Please write out the material that follows, exactly as it stands.

-- Exercise materials start --

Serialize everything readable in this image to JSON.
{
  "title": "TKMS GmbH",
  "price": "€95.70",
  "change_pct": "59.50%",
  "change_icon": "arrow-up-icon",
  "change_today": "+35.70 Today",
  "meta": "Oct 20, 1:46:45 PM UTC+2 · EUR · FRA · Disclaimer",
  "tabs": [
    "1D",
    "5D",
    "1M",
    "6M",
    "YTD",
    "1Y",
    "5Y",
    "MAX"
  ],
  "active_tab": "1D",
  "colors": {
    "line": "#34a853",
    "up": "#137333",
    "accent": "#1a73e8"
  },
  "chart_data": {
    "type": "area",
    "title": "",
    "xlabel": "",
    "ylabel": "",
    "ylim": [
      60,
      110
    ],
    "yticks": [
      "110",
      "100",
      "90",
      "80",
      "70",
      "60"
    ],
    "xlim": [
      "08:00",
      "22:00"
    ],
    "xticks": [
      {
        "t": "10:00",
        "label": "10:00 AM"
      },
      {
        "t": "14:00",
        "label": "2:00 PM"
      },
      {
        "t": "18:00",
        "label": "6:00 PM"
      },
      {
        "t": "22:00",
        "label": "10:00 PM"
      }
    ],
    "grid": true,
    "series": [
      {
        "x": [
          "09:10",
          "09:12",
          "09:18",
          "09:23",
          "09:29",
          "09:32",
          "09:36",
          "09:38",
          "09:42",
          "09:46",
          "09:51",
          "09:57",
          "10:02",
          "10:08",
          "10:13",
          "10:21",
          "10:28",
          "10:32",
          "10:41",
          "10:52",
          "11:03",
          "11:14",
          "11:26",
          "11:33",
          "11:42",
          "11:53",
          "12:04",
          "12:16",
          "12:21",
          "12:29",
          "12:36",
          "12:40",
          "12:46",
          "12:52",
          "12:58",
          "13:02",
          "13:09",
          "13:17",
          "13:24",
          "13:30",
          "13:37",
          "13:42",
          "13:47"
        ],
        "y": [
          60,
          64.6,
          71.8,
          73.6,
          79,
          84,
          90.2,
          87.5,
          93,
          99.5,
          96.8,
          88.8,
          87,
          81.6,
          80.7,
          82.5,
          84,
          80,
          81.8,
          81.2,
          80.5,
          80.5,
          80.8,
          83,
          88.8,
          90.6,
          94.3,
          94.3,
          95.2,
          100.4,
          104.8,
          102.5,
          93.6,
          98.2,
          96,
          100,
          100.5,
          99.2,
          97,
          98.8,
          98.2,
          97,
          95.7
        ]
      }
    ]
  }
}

-- Exercise materials end --

Exercise solution →
Serialize everything readable in this image to JSON.
{
  "title": "TKMS GmbH",
  "price": "€95.70",
  "change_pct": "59.50%",
  "change_icon": "arrow-up-icon",
  "change_today": "+35.70 Today",
  "meta": "Oct 20, 1:46:45 PM UTC+2 · EUR · FRA · Disclaimer",
  "tabs": [
    "1D",
    "5D",
    "1M",
    "6M",
    "YTD",
    "1Y",
    "5Y",
    "MAX"
  ],
  "active_tab": "1D",
  "colors": {
    "line": "#34a853",
    "up": "#137333",
    "accent": "#1a73e8"
  },
  "chart_data": {
    "type": "area",
    "title": "",
    "xlabel": "",
    "ylabel": "",
    "ylim": [
      60,
      110
    ],
    "yticks": [
      "110",
      "100",
      "90",
      "80",
      "70",
      "60"
    ],
    "xlim": [
      "08:00",
      "22:00"
    ],
    "xticks": [
      {
        "t": "10:00",
        "label": "10:00 AM"
      },
      {
        "t": "14:00",
        "label": "2:00 PM"
      },
      {
        "t": "18:00",
        "label": "6:00 PM"
      },
      {
        "t": "22:00",
        "label": "10:00 PM"
      }
    ],
    "grid": true,
    "series": [
      {
        "x": [
          "09:10",
          "09:12",
          "09:18",
          "09:23",
          "09:29",
          "09:32",
          "09:36",
          "09:38",
          "09:42",
          "09:46",
          "09:51",
          "09:57",
          "10:02",
          "10:08",
          "10:13",
          "10:21",
          "10:28",
          "10:32",
          "10:41",
          "10:52",
          "11:03",
          "11:14",
          "11:26",
          "11:33",
          "11:42",
          "11:53",
          "12:04",
          "12:16",
          "12:21",
          "12:29",
          "12:36",
          "12:40",
          "12:46",
          "12:52",
          "12:58",
          "13:02",
          "13:09",
          "13:17",
          "13:24",
          "13:30",
          "13:37",
          "13:42",
          "13:47"
        ],
        "y": [
          60,
          64.6,
          71.8,
          73.6,
          79,
          84,
          90.2,
          87.5,
          93,
          99.5,
          96.8,
          88.8,
          87,
          81.6,
          80.7,
          82.5,
          84,
          80,
          81.8,
          81.2,
          80.5,
          80.5,
          80.8,
          83,
          88.8,
          90.6,
          94.3,
          94.3,
          95.2,
          100.4,
          104.8,
          102.5,
          93.6,
          98.2,
          96,
          100,
          100.5,
          99.2,
          97,
          98.8,
          98.2,
          97,
          95.7
        ]
      }
    ]
  }
}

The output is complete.